**EXERCISE DETAILS:** Give the count of lines containing the string "Ελλάδα", with no other output.

Data entries:
+++

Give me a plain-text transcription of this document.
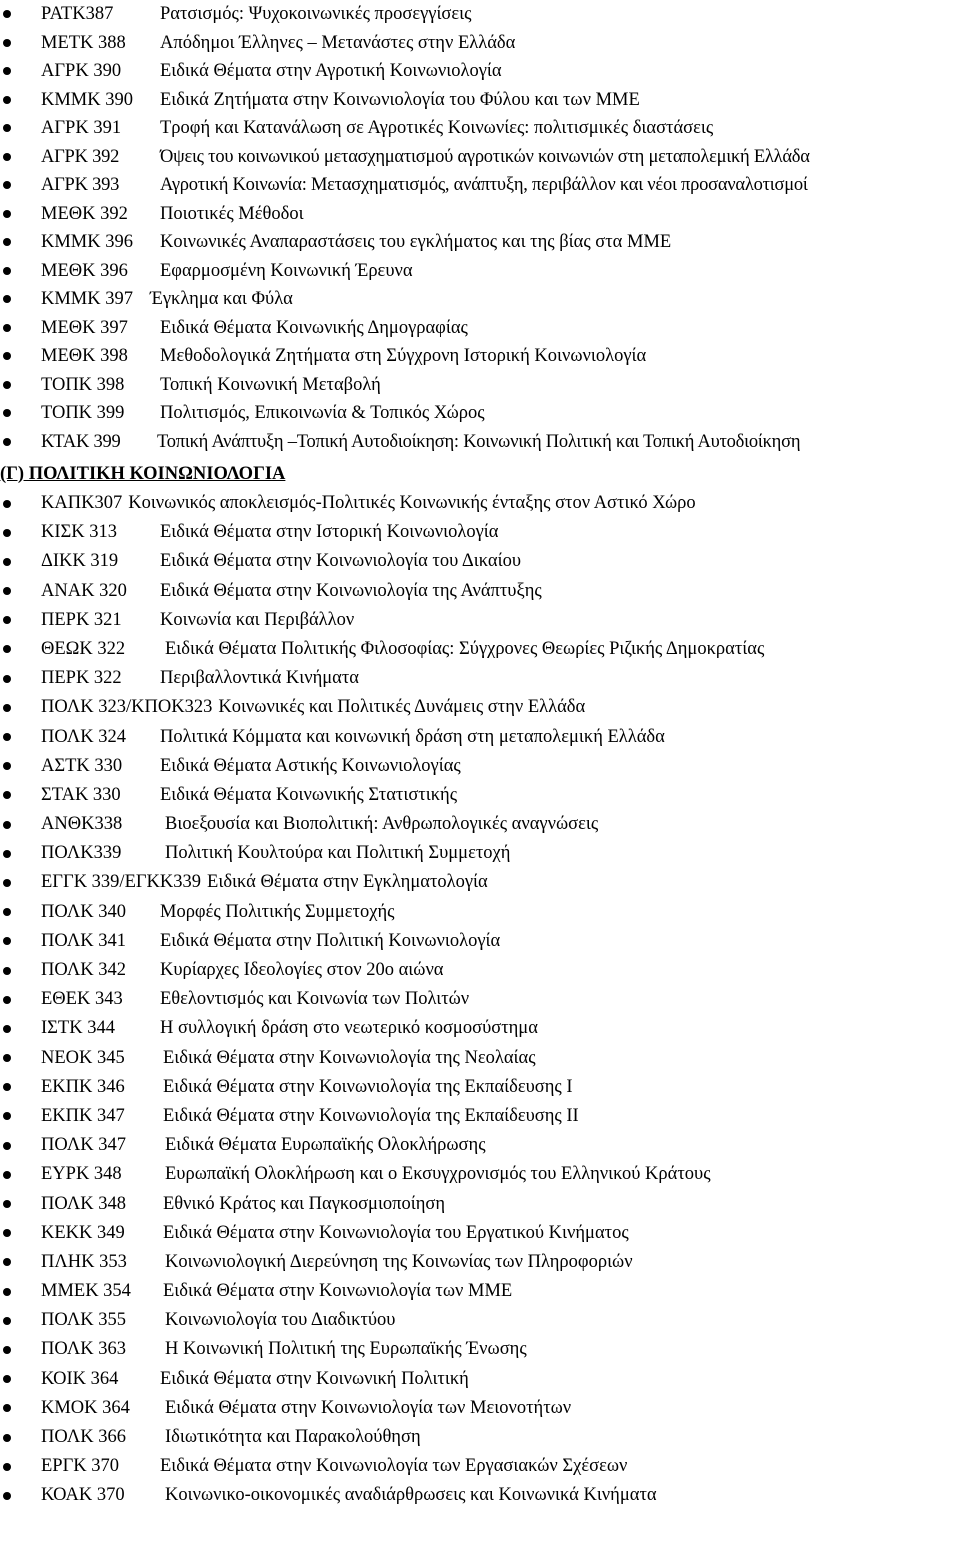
ΡΑΤΚ387	Ρατσισμός: Ψυχοκοινωνικές προσεγγίσεις
ΜΕΤΚ 388 Απόδημοι Έλληνες – Μετανάστες στην Ελλάδα
ΑΓΡΚ 390 Ειδικά Θέματα στην Αγροτική Κοινωνιολογία
ΚΜΜΚ 390 Ειδικά Ζητήματα στην Κοινωνιολογία του Φύλου και των ΜΜΕ
ΑΓΡΚ 391 Τροφή και Κατανάλωση σε Αγροτικές Κοινωνίες: πολιτισμικές διαστάσεις
ΑΓΡΚ 392 Όψεις του κοινωνικού μετασχηματισμού αγροτικών κοινωνιών στη μεταπολεμική Ελλάδα
ΑΓΡΚ 393 Αγροτική Κοινωνία: Μετασχηματισμός, ανάπτυξη, περιβάλλον και νέοι προσαναλοτισμοί
ΜΕΘΚ 392 Ποιοτικές Μέθοδοι
ΚΜΜΚ 396 Κοινωνικές Αναπαραστάσεις του εγκλήματος και της βίας στα ΜΜΕ
ΜΕΘΚ 396 Εφαρμοσμένη Κοινωνική Έρευνα
ΚΜΜΚ 397 Έγκλημα και Φύλα
ΜΕΘΚ 397 Ειδικά Θέματα Κοινωνικής Δημογραφίας
ΜΕΘΚ 398 Μεθοδολογικά Ζητήματα στη Σύγχρονη Ιστορική Κοινωνιολογία
ΤΟΠΚ 398 Τοπική Κοινωνική Μεταβολή
ΤΟΠΚ 399 Πολιτισμός, Επικοινωνία & Τοπικός Χώρος
ΚΤΑΚ 399 Τοπική Ανάπτυξη –Τοπική Αυτοδιοίκηση: Κοινωνική Πολιτική και Τοπική Αυτοδιοίκηση
(Γ) ΠΟΛΙΤΙΚΗ ΚΟΙΝΩΝΙΟΛΟΓΙΑ
ΚΑΠΚ307 Κοινωνικός αποκλεισμός-Πολιτικές Κοινωνικής ένταξης στον Αστικό Χώρο
ΚΙΣΚ 313 Ειδικά Θέματα στην Ιστορική Κοινωνιολογία
ΔΙΚΚ 319 Ειδικά Θέματα στην Κοινωνιολογία του Δικαίου
ΑΝΑΚ 320 Ειδικά Θέματα στην Κοινωνιολογία της Ανάπτυξης
ΠΕΡΚ 321 Κοινωνία και Περιβάλλον
ΘΕΩΚ 322 Ειδικά Θέματα Πολιτικής Φιλοσοφίας: Σύγχρονες Θεωρίες Ριζικής Δημοκρατίας
ΠΕΡΚ 322 Περιβαλλοντικά Κινήματα
ΠΟΛΚ 323/ΚΠΟΚ323 Κοινωνικές και Πολιτικές Δυνάμεις στην Ελλάδα
ΠΟΛΚ 324 Πολιτικά Κόμματα και κοινωνική δράση στη μεταπολεμική Ελλάδα
ΑΣΤΚ 330 Ειδικά Θέματα Αστικής Κοινωνιολογίας
ΣΤΑΚ 330 Ειδικά Θέματα Κοινωνικής Στατιστικής
ΑΝΘΚ338 Βιοεξουσία και Βιοπολιτική: Ανθρωπολογικές αναγνώσεις
ΠΟΛΚ339 Πολιτική Κουλτούρα και Πολιτική Συμμετοχή
ΕΓΓΚ 339/ΕΓΚΚ339 Ειδικά Θέματα στην Εγκληματολογία
ΠΟΛΚ 340 Μορφές Πολιτικής Συμμετοχής
ΠΟΛΚ 341 Ειδικά Θέματα στην Πολιτική Κοινωνιολογία
ΠΟΛΚ 342 Κυρίαρχες Ιδεολογίες στον 20ο αιώνα
ΕΘΕΚ 343 Εθελοντισμός και Κοινωνία των Πολιτών
ΙΣΤΚ 344 Η συλλογική δράση στο νεωτερικό κοσμοσύστημα
ΝΕΟΚ 345 Ειδικά Θέματα στην Κοινωνιολογία της Νεολαίας
ΕΚΠΚ 346 Ειδικά Θέματα στην Κοινωνιολογία της Εκπαίδευσης Ι
ΕΚΠΚ 347 Ειδικά Θέματα στην Κοινωνιολογία της Εκπαίδευσης ΙΙ
ΠΟΛΚ 347 Ειδικά Θέματα Ευρωπαϊκής Ολοκλήρωσης
ΕΥΡΚ 348 Ευρωπαϊκή Ολοκλήρωση και ο Εκσυγχρονισμός του Ελληνικού Κράτους
ΠΟΛΚ 348 Εθνικό Κράτος και Παγκοσμιοποίηση
ΚΕΚΚ 349 Ειδικά Θέματα στην Κοινωνιολογία του Εργατικού Κινήματος
ΠΛΗΚ 353 Κοινωνιολογική Διερεύνηση της Κοινωνίας των Πληροφοριών
ΜΜΕΚ 354 Ειδικά Θέματα στην Κοινωνιολογία των ΜΜΕ
ΠΟΛΚ 355 Κοινωνιολογία του Διαδικτύου
ΠΟΛΚ 363 Η Κοινωνική Πολιτική της Ευρωπαϊκής Ένωσης
ΚΟΙΚ 364 Ειδικά Θέματα στην Κοινωνική Πολιτική
ΚΜΟΚ 364 Ειδικά Θέματα στην Κοινωνιολογία των Μειονοτήτων
ΠΟΛΚ 366 Ιδιωτικότητα και Παρακολούθηση
ΕΡΓΚ 370 Ειδικά Θέματα στην Κοινωνιολογία των Εργασιακών Σχέσεων
ΚΟΑΚ 370 Κοινωνικο-οικονομικές αναδιάρθρωσεις και Κοινωνικά Κινήματα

+++

**RESULT OF THE TASK:** 4